Exercise requirements ▸ Leave out the pictures and copy the remaining records exactly.

[Dataset records]

** START **

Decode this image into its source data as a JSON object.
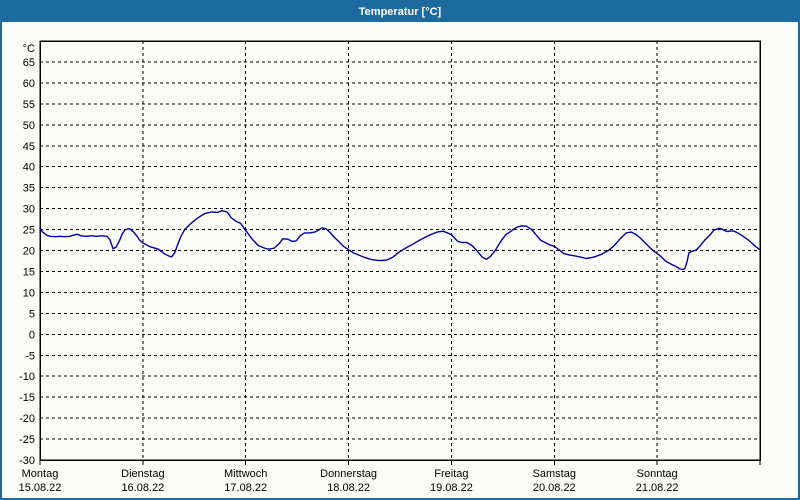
{
  "window": {
    "title": "Temperatur [°C]"
  },
  "colors": {
    "titlebar": "#1d6b9e",
    "window_border": "#1d6b9e",
    "background": "#fcfdf8",
    "title_text": "#ffffff",
    "plot_border": "#000000",
    "grid": "#000000",
    "line": "#0000a0",
    "text": "#000000"
  },
  "axis": {
    "unit_label": "°C",
    "y_ticks": [
      65,
      60,
      55,
      50,
      45,
      40,
      35,
      30,
      25,
      20,
      15,
      10,
      5,
      0,
      -5,
      -10,
      -15,
      -20,
      -25,
      -30
    ],
    "x_days": [
      {
        "name": "Montag",
        "date": "15.08.22"
      },
      {
        "name": "Dienstag",
        "date": "16.08.22"
      },
      {
        "name": "Mittwoch",
        "date": "17.08.22"
      },
      {
        "name": "Donnerstag",
        "date": "18.08.22"
      },
      {
        "name": "Freitag",
        "date": "19.08.22"
      },
      {
        "name": "Samstag",
        "date": "20.08.22"
      },
      {
        "name": "Sonntag",
        "date": "21.08.22"
      }
    ]
  },
  "chart_data": {
    "type": "line",
    "title": "Temperatur [°C]",
    "ylabel": "°C",
    "xlabel": "",
    "ylim": [
      -30,
      70
    ],
    "xlim": [
      0,
      7
    ],
    "x_unit": "days since Montag 15.08.22 00:00",
    "grid": true,
    "legend": false,
    "series": [
      {
        "name": "Temperatur",
        "color": "#0000a0",
        "points": [
          [
            0.0,
            25.2
          ],
          [
            0.03,
            24.3
          ],
          [
            0.07,
            23.6
          ],
          [
            0.1,
            23.4
          ],
          [
            0.15,
            23.3
          ],
          [
            0.19,
            23.4
          ],
          [
            0.24,
            23.3
          ],
          [
            0.29,
            23.4
          ],
          [
            0.36,
            23.9
          ],
          [
            0.4,
            23.5
          ],
          [
            0.45,
            23.4
          ],
          [
            0.5,
            23.5
          ],
          [
            0.55,
            23.4
          ],
          [
            0.6,
            23.5
          ],
          [
            0.65,
            23.4
          ],
          [
            0.68,
            22.6
          ],
          [
            0.71,
            20.4
          ],
          [
            0.74,
            20.8
          ],
          [
            0.77,
            22.2
          ],
          [
            0.8,
            24.0
          ],
          [
            0.83,
            25.0
          ],
          [
            0.87,
            25.2
          ],
          [
            0.91,
            24.4
          ],
          [
            0.95,
            23.2
          ],
          [
            0.97,
            22.4
          ],
          [
            1.0,
            21.8
          ],
          [
            1.07,
            20.9
          ],
          [
            1.15,
            20.3
          ],
          [
            1.21,
            19.2
          ],
          [
            1.26,
            18.6
          ],
          [
            1.28,
            18.5
          ],
          [
            1.31,
            19.5
          ],
          [
            1.34,
            21.5
          ],
          [
            1.37,
            23.4
          ],
          [
            1.41,
            25.1
          ],
          [
            1.46,
            26.3
          ],
          [
            1.53,
            27.7
          ],
          [
            1.6,
            28.8
          ],
          [
            1.67,
            29.2
          ],
          [
            1.73,
            29.1
          ],
          [
            1.77,
            29.5
          ],
          [
            1.82,
            29.2
          ],
          [
            1.86,
            27.8
          ],
          [
            1.91,
            26.9
          ],
          [
            1.95,
            26.5
          ],
          [
            1.97,
            25.8
          ],
          [
            2.0,
            24.8
          ],
          [
            2.06,
            22.8
          ],
          [
            2.12,
            21.2
          ],
          [
            2.19,
            20.5
          ],
          [
            2.23,
            20.3
          ],
          [
            2.28,
            20.6
          ],
          [
            2.33,
            21.8
          ],
          [
            2.36,
            22.8
          ],
          [
            2.41,
            22.7
          ],
          [
            2.45,
            22.2
          ],
          [
            2.49,
            22.3
          ],
          [
            2.53,
            23.5
          ],
          [
            2.57,
            24.2
          ],
          [
            2.62,
            24.2
          ],
          [
            2.67,
            24.4
          ],
          [
            2.71,
            24.9
          ],
          [
            2.74,
            25.4
          ],
          [
            2.78,
            25.2
          ],
          [
            2.82,
            24.3
          ],
          [
            2.86,
            23.2
          ],
          [
            2.91,
            22.0
          ],
          [
            2.95,
            21.0
          ],
          [
            3.0,
            20.2
          ],
          [
            3.05,
            19.4
          ],
          [
            3.1,
            18.9
          ],
          [
            3.16,
            18.3
          ],
          [
            3.23,
            17.8
          ],
          [
            3.3,
            17.6
          ],
          [
            3.37,
            17.7
          ],
          [
            3.43,
            18.4
          ],
          [
            3.49,
            19.6
          ],
          [
            3.55,
            20.5
          ],
          [
            3.63,
            21.6
          ],
          [
            3.7,
            22.6
          ],
          [
            3.78,
            23.6
          ],
          [
            3.86,
            24.4
          ],
          [
            3.92,
            24.6
          ],
          [
            3.97,
            24.1
          ],
          [
            4.0,
            23.8
          ],
          [
            4.03,
            23.0
          ],
          [
            4.06,
            22.2
          ],
          [
            4.1,
            21.9
          ],
          [
            4.15,
            21.9
          ],
          [
            4.2,
            21.2
          ],
          [
            4.25,
            19.9
          ],
          [
            4.3,
            18.4
          ],
          [
            4.34,
            17.9
          ],
          [
            4.38,
            18.6
          ],
          [
            4.43,
            20.2
          ],
          [
            4.48,
            22.2
          ],
          [
            4.53,
            23.8
          ],
          [
            4.58,
            24.6
          ],
          [
            4.63,
            25.5
          ],
          [
            4.68,
            25.9
          ],
          [
            4.73,
            25.8
          ],
          [
            4.78,
            25.0
          ],
          [
            4.82,
            23.8
          ],
          [
            4.87,
            22.4
          ],
          [
            4.92,
            21.8
          ],
          [
            4.96,
            21.3
          ],
          [
            5.0,
            21.0
          ],
          [
            5.05,
            20.1
          ],
          [
            5.09,
            19.3
          ],
          [
            5.15,
            18.9
          ],
          [
            5.23,
            18.6
          ],
          [
            5.31,
            18.1
          ],
          [
            5.38,
            18.4
          ],
          [
            5.45,
            19.0
          ],
          [
            5.52,
            19.9
          ],
          [
            5.58,
            21.1
          ],
          [
            5.64,
            22.8
          ],
          [
            5.7,
            24.2
          ],
          [
            5.75,
            24.4
          ],
          [
            5.79,
            23.9
          ],
          [
            5.83,
            23.1
          ],
          [
            5.88,
            21.9
          ],
          [
            5.93,
            20.7
          ],
          [
            5.97,
            19.8
          ],
          [
            6.0,
            19.3
          ],
          [
            6.04,
            18.5
          ],
          [
            6.08,
            17.5
          ],
          [
            6.13,
            16.8
          ],
          [
            6.18,
            16.2
          ],
          [
            6.22,
            15.6
          ],
          [
            6.25,
            15.5
          ],
          [
            6.27,
            15.7
          ],
          [
            6.29,
            17.3
          ],
          [
            6.31,
            19.5
          ],
          [
            6.34,
            19.8
          ],
          [
            6.38,
            20.1
          ],
          [
            6.42,
            21.2
          ],
          [
            6.46,
            22.4
          ],
          [
            6.51,
            23.6
          ],
          [
            6.55,
            24.8
          ],
          [
            6.6,
            25.3
          ],
          [
            6.63,
            25.1
          ],
          [
            6.66,
            24.7
          ],
          [
            6.69,
            24.5
          ],
          [
            6.72,
            24.7
          ],
          [
            6.75,
            24.6
          ],
          [
            6.79,
            24.1
          ],
          [
            6.83,
            23.5
          ],
          [
            6.88,
            22.6
          ],
          [
            6.92,
            21.8
          ],
          [
            6.96,
            20.9
          ],
          [
            6.99,
            20.3
          ]
        ]
      }
    ]
  }
}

** END **

Complete output ▸
Decode this image into its source data as a JSON object.
{
  "window": {
    "title": "Temperatur [°C]"
  },
  "colors": {
    "titlebar": "#1d6b9e",
    "window_border": "#1d6b9e",
    "background": "#fcfdf8",
    "title_text": "#ffffff",
    "plot_border": "#000000",
    "grid": "#000000",
    "line": "#0000a0",
    "text": "#000000"
  },
  "axis": {
    "unit_label": "°C",
    "y_ticks": [
      65,
      60,
      55,
      50,
      45,
      40,
      35,
      30,
      25,
      20,
      15,
      10,
      5,
      0,
      -5,
      -10,
      -15,
      -20,
      -25,
      -30
    ],
    "x_days": [
      {
        "name": "Montag",
        "date": "15.08.22"
      },
      {
        "name": "Dienstag",
        "date": "16.08.22"
      },
      {
        "name": "Mittwoch",
        "date": "17.08.22"
      },
      {
        "name": "Donnerstag",
        "date": "18.08.22"
      },
      {
        "name": "Freitag",
        "date": "19.08.22"
      },
      {
        "name": "Samstag",
        "date": "20.08.22"
      },
      {
        "name": "Sonntag",
        "date": "21.08.22"
      }
    ]
  },
  "chart_data": {
    "type": "line",
    "title": "Temperatur [°C]",
    "ylabel": "°C",
    "xlabel": "",
    "ylim": [
      -30,
      70
    ],
    "xlim": [
      0,
      7
    ],
    "x_unit": "days since Montag 15.08.22 00:00",
    "grid": true,
    "legend": false,
    "series": [
      {
        "name": "Temperatur",
        "color": "#0000a0",
        "points": [
          [
            0.0,
            25.2
          ],
          [
            0.03,
            24.3
          ],
          [
            0.07,
            23.6
          ],
          [
            0.1,
            23.4
          ],
          [
            0.15,
            23.3
          ],
          [
            0.19,
            23.4
          ],
          [
            0.24,
            23.3
          ],
          [
            0.29,
            23.4
          ],
          [
            0.36,
            23.9
          ],
          [
            0.4,
            23.5
          ],
          [
            0.45,
            23.4
          ],
          [
            0.5,
            23.5
          ],
          [
            0.55,
            23.4
          ],
          [
            0.6,
            23.5
          ],
          [
            0.65,
            23.4
          ],
          [
            0.68,
            22.6
          ],
          [
            0.71,
            20.4
          ],
          [
            0.74,
            20.8
          ],
          [
            0.77,
            22.2
          ],
          [
            0.8,
            24.0
          ],
          [
            0.83,
            25.0
          ],
          [
            0.87,
            25.2
          ],
          [
            0.91,
            24.4
          ],
          [
            0.95,
            23.2
          ],
          [
            0.97,
            22.4
          ],
          [
            1.0,
            21.8
          ],
          [
            1.07,
            20.9
          ],
          [
            1.15,
            20.3
          ],
          [
            1.21,
            19.2
          ],
          [
            1.26,
            18.6
          ],
          [
            1.28,
            18.5
          ],
          [
            1.31,
            19.5
          ],
          [
            1.34,
            21.5
          ],
          [
            1.37,
            23.4
          ],
          [
            1.41,
            25.1
          ],
          [
            1.46,
            26.3
          ],
          [
            1.53,
            27.7
          ],
          [
            1.6,
            28.8
          ],
          [
            1.67,
            29.2
          ],
          [
            1.73,
            29.1
          ],
          [
            1.77,
            29.5
          ],
          [
            1.82,
            29.2
          ],
          [
            1.86,
            27.8
          ],
          [
            1.91,
            26.9
          ],
          [
            1.95,
            26.5
          ],
          [
            1.97,
            25.8
          ],
          [
            2.0,
            24.8
          ],
          [
            2.06,
            22.8
          ],
          [
            2.12,
            21.2
          ],
          [
            2.19,
            20.5
          ],
          [
            2.23,
            20.3
          ],
          [
            2.28,
            20.6
          ],
          [
            2.33,
            21.8
          ],
          [
            2.36,
            22.8
          ],
          [
            2.41,
            22.7
          ],
          [
            2.45,
            22.2
          ],
          [
            2.49,
            22.3
          ],
          [
            2.53,
            23.5
          ],
          [
            2.57,
            24.2
          ],
          [
            2.62,
            24.2
          ],
          [
            2.67,
            24.4
          ],
          [
            2.71,
            24.9
          ],
          [
            2.74,
            25.4
          ],
          [
            2.78,
            25.2
          ],
          [
            2.82,
            24.3
          ],
          [
            2.86,
            23.2
          ],
          [
            2.91,
            22.0
          ],
          [
            2.95,
            21.0
          ],
          [
            3.0,
            20.2
          ],
          [
            3.05,
            19.4
          ],
          [
            3.1,
            18.9
          ],
          [
            3.16,
            18.3
          ],
          [
            3.23,
            17.8
          ],
          [
            3.3,
            17.6
          ],
          [
            3.37,
            17.7
          ],
          [
            3.43,
            18.4
          ],
          [
            3.49,
            19.6
          ],
          [
            3.55,
            20.5
          ],
          [
            3.63,
            21.6
          ],
          [
            3.7,
            22.6
          ],
          [
            3.78,
            23.6
          ],
          [
            3.86,
            24.4
          ],
          [
            3.92,
            24.6
          ],
          [
            3.97,
            24.1
          ],
          [
            4.0,
            23.8
          ],
          [
            4.03,
            23.0
          ],
          [
            4.06,
            22.2
          ],
          [
            4.1,
            21.9
          ],
          [
            4.15,
            21.9
          ],
          [
            4.2,
            21.2
          ],
          [
            4.25,
            19.9
          ],
          [
            4.3,
            18.4
          ],
          [
            4.34,
            17.9
          ],
          [
            4.38,
            18.6
          ],
          [
            4.43,
            20.2
          ],
          [
            4.48,
            22.2
          ],
          [
            4.53,
            23.8
          ],
          [
            4.58,
            24.6
          ],
          [
            4.63,
            25.5
          ],
          [
            4.68,
            25.9
          ],
          [
            4.73,
            25.8
          ],
          [
            4.78,
            25.0
          ],
          [
            4.82,
            23.8
          ],
          [
            4.87,
            22.4
          ],
          [
            4.92,
            21.8
          ],
          [
            4.96,
            21.3
          ],
          [
            5.0,
            21.0
          ],
          [
            5.05,
            20.1
          ],
          [
            5.09,
            19.3
          ],
          [
            5.15,
            18.9
          ],
          [
            5.23,
            18.6
          ],
          [
            5.31,
            18.1
          ],
          [
            5.38,
            18.4
          ],
          [
            5.45,
            19.0
          ],
          [
            5.52,
            19.9
          ],
          [
            5.58,
            21.1
          ],
          [
            5.64,
            22.8
          ],
          [
            5.7,
            24.2
          ],
          [
            5.75,
            24.4
          ],
          [
            5.79,
            23.9
          ],
          [
            5.83,
            23.1
          ],
          [
            5.88,
            21.9
          ],
          [
            5.93,
            20.7
          ],
          [
            5.97,
            19.8
          ],
          [
            6.0,
            19.3
          ],
          [
            6.04,
            18.5
          ],
          [
            6.08,
            17.5
          ],
          [
            6.13,
            16.8
          ],
          [
            6.18,
            16.2
          ],
          [
            6.22,
            15.6
          ],
          [
            6.25,
            15.5
          ],
          [
            6.27,
            15.7
          ],
          [
            6.29,
            17.3
          ],
          [
            6.31,
            19.5
          ],
          [
            6.34,
            19.8
          ],
          [
            6.38,
            20.1
          ],
          [
            6.42,
            21.2
          ],
          [
            6.46,
            22.4
          ],
          [
            6.51,
            23.6
          ],
          [
            6.55,
            24.8
          ],
          [
            6.6,
            25.3
          ],
          [
            6.63,
            25.1
          ],
          [
            6.66,
            24.7
          ],
          [
            6.69,
            24.5
          ],
          [
            6.72,
            24.7
          ],
          [
            6.75,
            24.6
          ],
          [
            6.79,
            24.1
          ],
          [
            6.83,
            23.5
          ],
          [
            6.88,
            22.6
          ],
          [
            6.92,
            21.8
          ],
          [
            6.96,
            20.9
          ],
          [
            6.99,
            20.3
          ]
        ]
      }
    ]
  }
}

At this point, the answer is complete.